# EXTRAIT À LIRE:
##############################

Bienvenue chez Maison Bernachon ! En plein cœur de Lyon et à tout juste quelques encablures du Rhône qui s’étire paisiblement d’un bout-à-l’autre de la ville, nous avons pu pénétrer les secrets de l’un des plus anciens fleurons de la chocolaterie française fondé par Maurice Bernachon en 1953. Gardiens d’un précieux savoir-faire demeuré inchangé depuis, Philippe Bernachon et ses sœurs Candice et Stéphanie veillent au grain tandis que ce début de printemps annonce le retour imminent des cloches de Pâques…
Passé le pas de la porte qui depuis la boutique s’ouvre sur les entrailles des différents labos, pâtisserie, cuisine et autres ateliers de confection, d’enrobage, d’emballage… on se dit que le célèbre héros de Roald Dahl, Willy Wonka, n’a qu’à bien se tenir ! Partout, de petites mains qui s’agitent en tous sens, une effervescence, un surcroît d’activité en partie dû au premier temps fort de l’année, Pâques.
Bien évidemment la cadence est particulièrement soutenue en chocolaterie où le maître des lieux nous invite à le suivre. Avec sa stature de colosse, il est étonnant de le voir se frayer avec autant d’aisance un chemin entre les plans de travails et les équipes qui s’affairent autour, s’enquérir ici de l’avancement de la sauce pour les quenelles, goûter là l’un de ces palets d’or – bonbon chocolat emblématique de la maison – qui s’affinent patiemment en chambre de stockage, toujours avoir un petit mot pour chacun de ces visages, nombreux, qui sont eux aussi les artisans de l’aventure Bernachon. C’est une évidence, le capitaine diffuse naturellement sa bonhommie et sa bonne humeur au sein de ses équipes.
Tout au fond, on perçoit le vrombissement des machines qui transforment l’or noir, nous sommes sur la bonne voie. Une porte à double-battant s’ouvre et Philippe Bernachon s’engage alors entre ces imposantes demoiselles d’acier qui ont presque son âge.
Au bruit assourdissant des machines se mêlent les effluves enivrantes de cacao, de sucre et de vanille.
Au fond de cette vaste pièce, entre d’un côté les sacs de fèves fraîchement arrivées, le sucre et le beurre de cacao; la pièce maîtresse : le torréfacteur. Parce que chez les Bernachon, le métier de chocolatier c’est de la fève à la tablette, ce que certains appellent aussi le « bean to barr ».
En effet, lorsque le grand-père, Maurice, fonde la maison il y a bientôt 70 ans, il a la conviction que dans peu de temps, tout le monde proposera le même chocolat, acheté au même endroit. Visionnaire et ambitieux, Maurice Bernachon veut lui pouvoir réaliser « son » propre chocolat, alors il s’équipe avec les machines nécessaires, s’approvisionne en fèves et n’aura de cesse de peaufiner son savoir-faire pour mettre au point une recette dont la base repose sur le savant mélange de 10 cacaos différents. Une exception quand on sait que la plupart des chocolatiers travaillent sur des mono-crus. Cette recette, originale, restée inchangée depuis, c’est l’un des ingrédients du succès de la maison Bernachon, un chocolat signature qui ravit les becs sucrés bien-au-delà de nos frontières hexagonales et n’a rien à envier à ceux de nos proches voisins.

##############################

# CONSIGNE:
Rédigez, s'il vous plaît, la suite de l'extrait ci-dessus sur la Maison Bernachon, à partir de sa dernière phrase.

(Enregistrements issus d'un jeu de données)

##############################

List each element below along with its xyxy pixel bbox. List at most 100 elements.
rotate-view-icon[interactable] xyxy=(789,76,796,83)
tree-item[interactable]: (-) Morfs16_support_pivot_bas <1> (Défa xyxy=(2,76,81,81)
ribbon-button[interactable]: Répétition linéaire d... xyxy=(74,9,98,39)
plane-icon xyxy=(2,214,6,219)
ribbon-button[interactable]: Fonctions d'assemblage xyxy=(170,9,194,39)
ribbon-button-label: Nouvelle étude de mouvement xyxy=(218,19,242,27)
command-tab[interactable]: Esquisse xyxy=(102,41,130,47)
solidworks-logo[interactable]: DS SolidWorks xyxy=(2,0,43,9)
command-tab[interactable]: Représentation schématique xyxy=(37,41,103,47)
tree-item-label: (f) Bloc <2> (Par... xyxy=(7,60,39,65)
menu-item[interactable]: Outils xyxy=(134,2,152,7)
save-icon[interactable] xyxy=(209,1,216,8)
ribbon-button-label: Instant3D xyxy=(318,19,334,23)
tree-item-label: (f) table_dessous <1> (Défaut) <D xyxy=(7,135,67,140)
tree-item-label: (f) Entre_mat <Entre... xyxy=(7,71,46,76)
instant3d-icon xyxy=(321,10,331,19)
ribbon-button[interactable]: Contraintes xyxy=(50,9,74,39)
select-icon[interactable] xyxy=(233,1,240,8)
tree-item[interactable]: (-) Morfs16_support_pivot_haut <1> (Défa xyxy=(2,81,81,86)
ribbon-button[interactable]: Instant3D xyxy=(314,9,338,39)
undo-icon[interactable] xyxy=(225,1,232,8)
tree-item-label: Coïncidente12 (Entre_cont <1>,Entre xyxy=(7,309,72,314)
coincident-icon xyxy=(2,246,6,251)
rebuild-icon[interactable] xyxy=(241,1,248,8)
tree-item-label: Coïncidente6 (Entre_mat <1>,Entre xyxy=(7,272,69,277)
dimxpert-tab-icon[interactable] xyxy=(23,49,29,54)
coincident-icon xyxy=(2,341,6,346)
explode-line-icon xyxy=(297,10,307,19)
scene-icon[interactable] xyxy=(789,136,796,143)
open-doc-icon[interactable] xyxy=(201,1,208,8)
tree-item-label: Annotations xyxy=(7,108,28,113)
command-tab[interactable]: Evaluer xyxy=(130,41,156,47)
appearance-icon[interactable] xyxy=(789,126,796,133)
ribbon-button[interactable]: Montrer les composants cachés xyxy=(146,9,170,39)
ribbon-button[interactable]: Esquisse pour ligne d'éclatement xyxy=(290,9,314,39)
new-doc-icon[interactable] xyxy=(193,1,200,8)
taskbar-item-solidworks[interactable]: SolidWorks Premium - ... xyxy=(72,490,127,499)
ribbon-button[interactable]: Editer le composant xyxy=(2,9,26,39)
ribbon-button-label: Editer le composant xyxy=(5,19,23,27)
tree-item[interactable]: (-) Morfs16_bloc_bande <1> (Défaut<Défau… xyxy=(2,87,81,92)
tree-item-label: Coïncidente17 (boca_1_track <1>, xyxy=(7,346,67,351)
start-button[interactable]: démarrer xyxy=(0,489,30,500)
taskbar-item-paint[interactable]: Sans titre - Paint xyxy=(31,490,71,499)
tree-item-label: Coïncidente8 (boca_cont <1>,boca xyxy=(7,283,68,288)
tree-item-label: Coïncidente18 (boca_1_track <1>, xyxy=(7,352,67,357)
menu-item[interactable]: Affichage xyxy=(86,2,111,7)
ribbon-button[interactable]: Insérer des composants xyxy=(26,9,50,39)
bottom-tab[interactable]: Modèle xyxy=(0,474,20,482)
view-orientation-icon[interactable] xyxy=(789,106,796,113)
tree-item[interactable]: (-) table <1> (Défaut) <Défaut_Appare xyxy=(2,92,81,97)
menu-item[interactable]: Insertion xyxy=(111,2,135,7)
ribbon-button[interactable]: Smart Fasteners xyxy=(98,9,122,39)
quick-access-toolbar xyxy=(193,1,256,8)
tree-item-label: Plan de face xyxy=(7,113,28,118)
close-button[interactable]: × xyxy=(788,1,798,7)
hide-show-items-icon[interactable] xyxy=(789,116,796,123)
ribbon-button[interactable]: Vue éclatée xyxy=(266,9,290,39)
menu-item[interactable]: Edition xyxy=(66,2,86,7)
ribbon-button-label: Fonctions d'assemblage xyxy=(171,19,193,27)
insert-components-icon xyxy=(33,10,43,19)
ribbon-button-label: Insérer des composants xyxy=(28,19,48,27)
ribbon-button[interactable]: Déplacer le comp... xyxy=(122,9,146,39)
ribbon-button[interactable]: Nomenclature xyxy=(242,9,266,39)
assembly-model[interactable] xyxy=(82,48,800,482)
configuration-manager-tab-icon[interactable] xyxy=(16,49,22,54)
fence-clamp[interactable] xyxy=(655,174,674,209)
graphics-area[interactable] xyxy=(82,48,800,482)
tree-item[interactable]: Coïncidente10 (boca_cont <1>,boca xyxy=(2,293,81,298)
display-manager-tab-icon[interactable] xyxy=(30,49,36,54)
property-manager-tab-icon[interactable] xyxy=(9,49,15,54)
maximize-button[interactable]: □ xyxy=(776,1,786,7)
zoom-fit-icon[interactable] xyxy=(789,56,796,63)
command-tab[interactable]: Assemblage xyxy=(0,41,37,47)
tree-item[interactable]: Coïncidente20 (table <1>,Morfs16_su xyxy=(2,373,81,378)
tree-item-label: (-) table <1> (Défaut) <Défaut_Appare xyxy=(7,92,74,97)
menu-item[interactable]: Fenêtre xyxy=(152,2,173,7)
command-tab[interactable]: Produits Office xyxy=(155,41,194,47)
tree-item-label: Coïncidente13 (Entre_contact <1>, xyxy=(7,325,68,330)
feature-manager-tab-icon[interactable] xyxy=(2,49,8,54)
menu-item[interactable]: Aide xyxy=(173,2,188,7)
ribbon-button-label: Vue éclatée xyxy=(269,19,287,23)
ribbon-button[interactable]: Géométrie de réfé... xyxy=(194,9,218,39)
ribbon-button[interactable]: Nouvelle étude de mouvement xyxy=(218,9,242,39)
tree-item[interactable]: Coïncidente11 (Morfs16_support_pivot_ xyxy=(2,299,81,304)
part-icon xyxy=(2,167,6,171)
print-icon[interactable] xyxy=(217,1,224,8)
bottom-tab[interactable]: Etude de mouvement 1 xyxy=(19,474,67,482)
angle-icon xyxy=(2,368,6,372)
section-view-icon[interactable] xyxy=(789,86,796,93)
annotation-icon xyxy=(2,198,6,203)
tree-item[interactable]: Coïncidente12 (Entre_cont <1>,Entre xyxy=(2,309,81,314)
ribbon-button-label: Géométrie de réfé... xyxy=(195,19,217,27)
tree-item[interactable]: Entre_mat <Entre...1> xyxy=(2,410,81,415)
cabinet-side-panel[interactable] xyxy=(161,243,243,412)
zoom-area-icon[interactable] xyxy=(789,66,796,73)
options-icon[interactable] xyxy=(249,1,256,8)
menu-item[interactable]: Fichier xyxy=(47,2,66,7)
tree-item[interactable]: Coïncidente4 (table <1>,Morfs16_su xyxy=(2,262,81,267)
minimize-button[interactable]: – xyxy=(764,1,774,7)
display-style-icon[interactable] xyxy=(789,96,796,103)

##############################

# RÉSULTAT DE L'EXERCICE:
Après son père, c’est donc Philippe qui a repris le flambeau et perpétue aujourd’hui ce savoir-faire traditionnel, épaulé notamment par son chef chocolatier, Pascal, figure historique de la maison qui a travaillé sous l’égide du père et du grand-père. À le voir ainsi charrier les seaux de fèves, de sucre, virevolter entre les machines, passant sans cesse de l’une à l’autre pour surveiller les différentes étapes de fabrication, on réalise combien le métier est rude.
De la passion, il en faut tout autant que de la patience pour faire naître un grand chocolat, sachant que de la torréfaction à la mise au repos, durant lequel le chocolat s’affine, il faudra compter environ trois mois.
Philippe Bernachon s’approche justement du torréfacteur et à l’aide du piluliers en extrait quelques féves brûlantes qu’il place au creux de sa main pour les humer.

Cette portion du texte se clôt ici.